Records follow. Copy every line with "FOLHA".
--- START OF Material provided ---
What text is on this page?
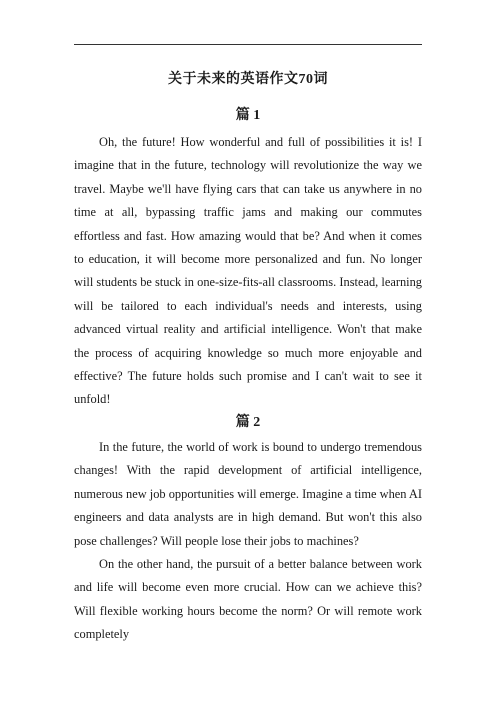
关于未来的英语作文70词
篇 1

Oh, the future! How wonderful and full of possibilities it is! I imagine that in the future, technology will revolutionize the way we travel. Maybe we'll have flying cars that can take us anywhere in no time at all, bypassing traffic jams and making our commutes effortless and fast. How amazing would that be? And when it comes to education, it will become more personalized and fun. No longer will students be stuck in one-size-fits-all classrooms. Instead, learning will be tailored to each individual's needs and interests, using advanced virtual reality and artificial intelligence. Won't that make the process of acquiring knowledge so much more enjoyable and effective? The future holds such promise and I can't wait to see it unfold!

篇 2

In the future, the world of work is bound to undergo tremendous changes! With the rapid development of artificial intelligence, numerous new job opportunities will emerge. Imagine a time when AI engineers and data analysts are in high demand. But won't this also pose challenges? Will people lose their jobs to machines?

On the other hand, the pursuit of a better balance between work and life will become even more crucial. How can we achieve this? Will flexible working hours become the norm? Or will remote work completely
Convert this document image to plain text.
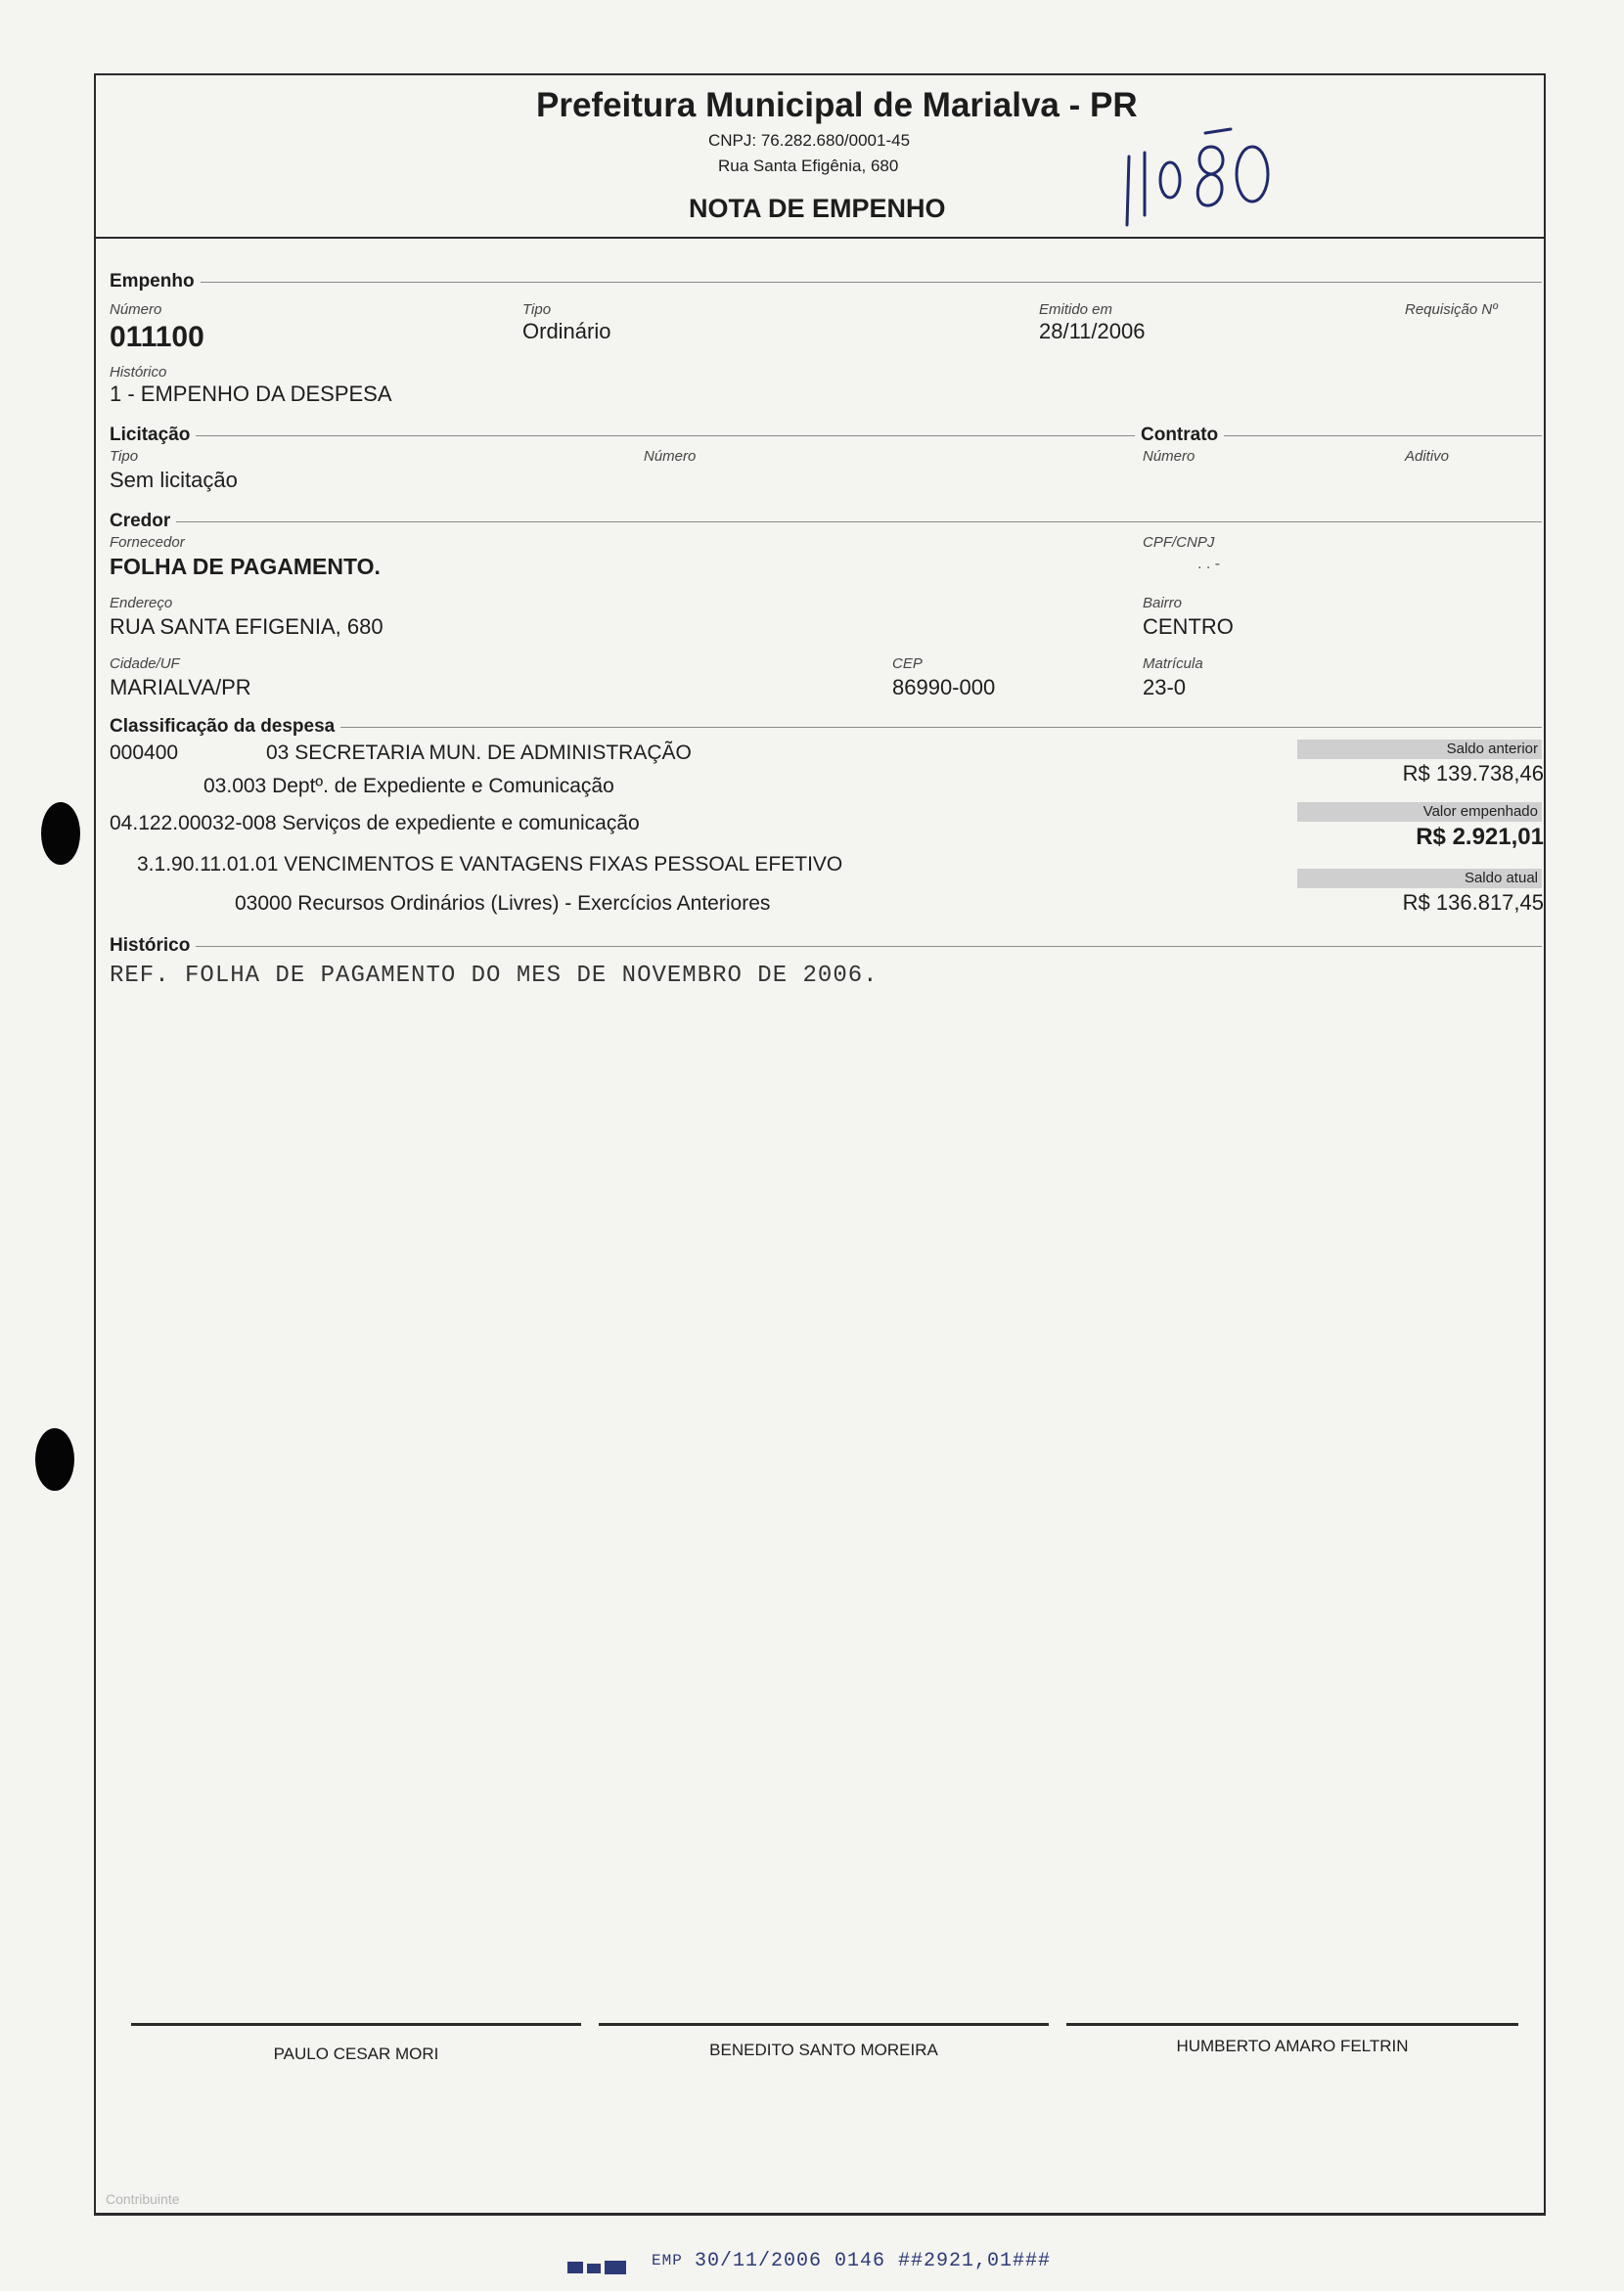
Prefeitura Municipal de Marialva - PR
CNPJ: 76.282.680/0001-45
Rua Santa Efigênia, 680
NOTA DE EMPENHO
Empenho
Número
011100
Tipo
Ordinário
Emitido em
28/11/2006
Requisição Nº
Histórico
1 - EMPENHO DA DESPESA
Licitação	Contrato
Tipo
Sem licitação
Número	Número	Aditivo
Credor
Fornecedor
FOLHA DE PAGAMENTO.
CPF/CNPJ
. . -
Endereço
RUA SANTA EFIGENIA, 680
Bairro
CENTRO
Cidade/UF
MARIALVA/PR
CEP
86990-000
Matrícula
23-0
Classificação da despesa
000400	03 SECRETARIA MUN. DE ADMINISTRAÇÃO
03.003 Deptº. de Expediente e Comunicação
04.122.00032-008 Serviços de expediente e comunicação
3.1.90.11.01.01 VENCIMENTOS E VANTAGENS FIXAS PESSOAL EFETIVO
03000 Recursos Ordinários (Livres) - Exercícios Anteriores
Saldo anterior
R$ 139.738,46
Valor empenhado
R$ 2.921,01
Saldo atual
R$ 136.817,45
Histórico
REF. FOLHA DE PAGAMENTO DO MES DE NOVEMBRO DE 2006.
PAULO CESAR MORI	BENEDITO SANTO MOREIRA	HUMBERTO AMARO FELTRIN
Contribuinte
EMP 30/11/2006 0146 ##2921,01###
--- END OF Material provided ---
● **Task response**:
FOLHA DE PAGAMENTO.
REF. FOLHA DE PAGAMENTO DO MES DE NOVEMBRO DE 2006.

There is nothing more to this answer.